§ Task requirements
Copy out the data below as written; omit any images.
#### The records ####
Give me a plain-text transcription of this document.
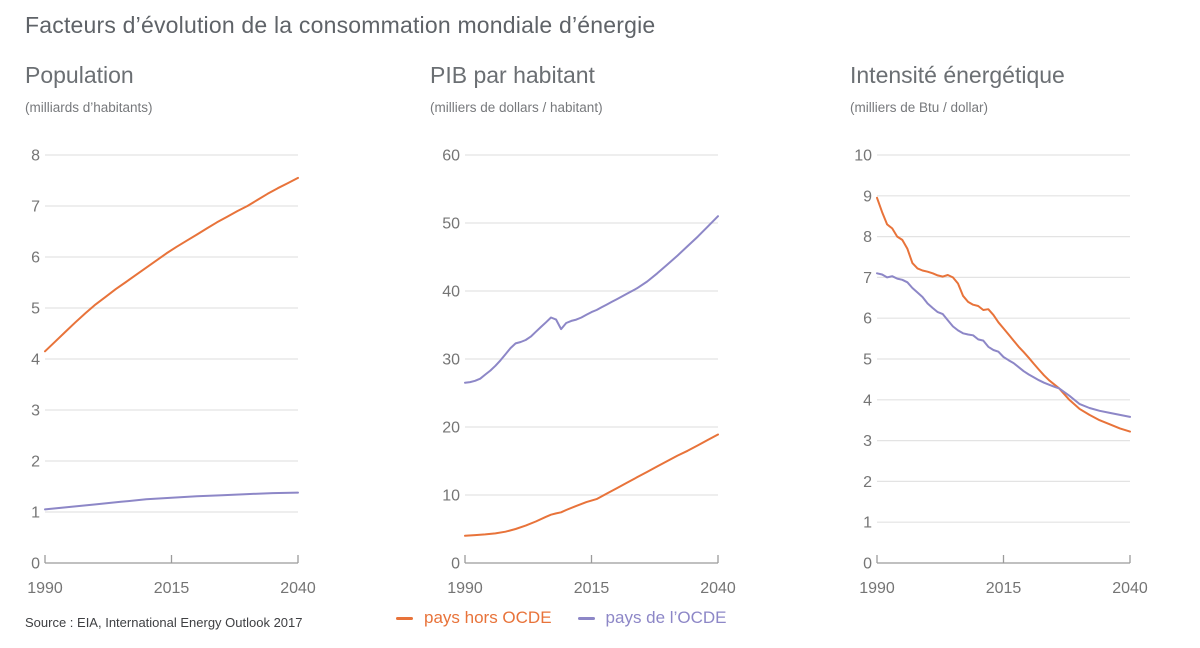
Facteurs d’évolution de la consommation mondiale d’énergie
Population
(milliards d’habitants)
PIB par habitant
(milliers de dollars / habitant)
Intensité énergétique
(milliers de Btu / dollar)
0
1
2
3
4
5
6
7
8
1990	2015	2040
0
10
20
30
40
50
60
1990	2015	2040
0
1
2
3
4
5
6
7
8
9
10
1990	2015	2040
pays hors OCDE	pays de l’OCDE
Source : EIA, International Energy Outlook 2017
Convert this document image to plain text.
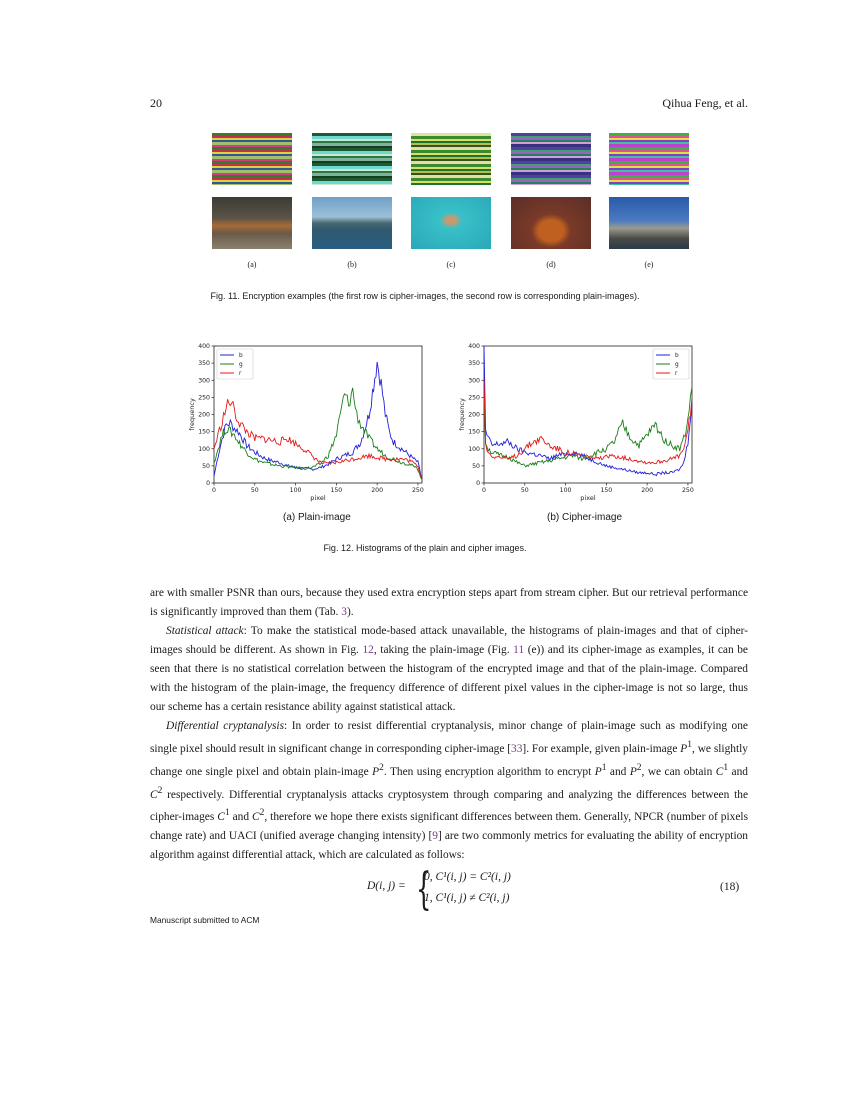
20	Qihua Feng, et al.
(a)	(b)	(c)	(d)	(e)
Fig. 11. Encryption examples (the first row is cipher-images, the second row is corresponding plain-images).
0
50
100
150
200
250
300
350
400
0	50	100	150	200	250
pixel
frequency
b
g
r
0
50
100
150
200
250
300
350
400
0	50	100	150	200	250
pixel
frequency
b
g
r
(a) Plain-image	(b) Cipher-image
Fig. 12. Histograms of the plain and cipher images.
are with smaller PSNR than ours, because they used extra encryption steps apart from stream cipher. But our retrieval performance is significantly improved than them (Tab. 3).
Statistical attack: To make the statistical mode-based attack unavailable, the histograms of plain-images and that of cipher-images should be different. As shown in Fig. 12, taking the plain-image (Fig. 11 (e)) and its cipher-image as examples, it can be seen that there is no statistical correlation between the histogram of the encrypted image and that of the plain-image. Compared with the histogram of the plain-image, the frequency difference of different pixel values in the cipher-image is not so large, thus our scheme has a certain resistance ability against statistical attack.
Differential cryptanalysis: In order to resist differential cryptanalysis, minor change of plain-image such as modifying one single pixel should result in significant change in corresponding cipher-image [33]. For example, given plain-image $P^1$, we slightly change one single pixel and obtain plain-image $P^2$. Then using encryption algorithm to encrypt $P^1$ and $P^2$, we can obtain $C^1$ and $C^2$ respectively. Differential cryptanalysis attacks cryptosystem through comparing and analyzing the differences between the cipher-images $C^1$ and $C^2$, therefore we hope there exists significant differences between them. Generally, NPCR (number of pixels change rate) and UACI (unified average changing intensity) [9] are two commonly metrics for evaluating the ability of encryption algorithm against differential attack, which are calculated as follows:
D(i, j) = {
0, C¹(i, j) = C²(i, j)
1, C¹(i, j) ≠ C²(i, j)
(18)
Manuscript submitted to ACM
####
§ Correct result
Give me a plain-text transcription of this document.
Facteurs d’évolution de la consommation mondiale d’énergie
Population
(milliards d’habitants)
PIB par habitant
(milliers de dollars / habitant)
Intensité énergétique
(milliers de Btu / dollar)
0
1
2
3
4
5
6
7
8
1990	2015	2040
0
10
20
30
40
50
60
1990	2015	2040
0
1
2
3
4
5
6
7
8
9
10
1990	2015	2040
pays hors OCDE	pays de l’OCDE
Source : EIA, International Energy Outlook 2017
Convert this document image to plain text.
20	Qihua Feng, et al.
(a)	(b)	(c)	(d)	(e)
Fig. 11. Encryption examples (the first row is cipher-images, the second row is corresponding plain-images).
0
50
100
150
200
250
300
350
400
0	50	100	150	200	250
pixel
frequency
b
g
r
0
50
100
150
200
250
300
350
400
0	50	100	150	200	250
pixel
frequency
b
g
r
(a) Plain-image	(b) Cipher-image
Fig. 12. Histograms of the plain and cipher images.
are with smaller PSNR than ours, because they used extra encryption steps apart from stream cipher. But our retrieval performance is significantly improved than them (Tab. 3).
Statistical attack: To make the statistical mode-based attack unavailable, the histograms of plain-images and that of cipher-images should be different. As shown in Fig. 12, taking the plain-image (Fig. 11 (e)) and its cipher-image as examples, it can be seen that there is no statistical correlation between the histogram of the encrypted image and that of the plain-image. Compared with the histogram of the plain-image, the frequency difference of different pixel values in the cipher-image is not so large, thus our scheme has a certain resistance ability against statistical attack.
Differential cryptanalysis: In order to resist differential cryptanalysis, minor change of plain-image such as modifying one single pixel should result in significant change in corresponding cipher-image [33]. For example, given plain-image $P^1$, we slightly change one single pixel and obtain plain-image $P^2$. Then using encryption algorithm to encrypt $P^1$ and $P^2$, we can obtain $C^1$ and $C^2$ respectively. Differential cryptanalysis attacks cryptosystem through comparing and analyzing the differences between the cipher-images $C^1$ and $C^2$, therefore we hope there exists significant differences between them. Generally, NPCR (number of pixels change rate) and UACI (unified average changing intensity) [9] are two commonly metrics for evaluating the ability of encryption algorithm against differential attack, which are calculated as follows:
D(i, j) = {
0, C¹(i, j) = C²(i, j)
1, C¹(i, j) ≠ C²(i, j)
(18)
Manuscript submitted to ACM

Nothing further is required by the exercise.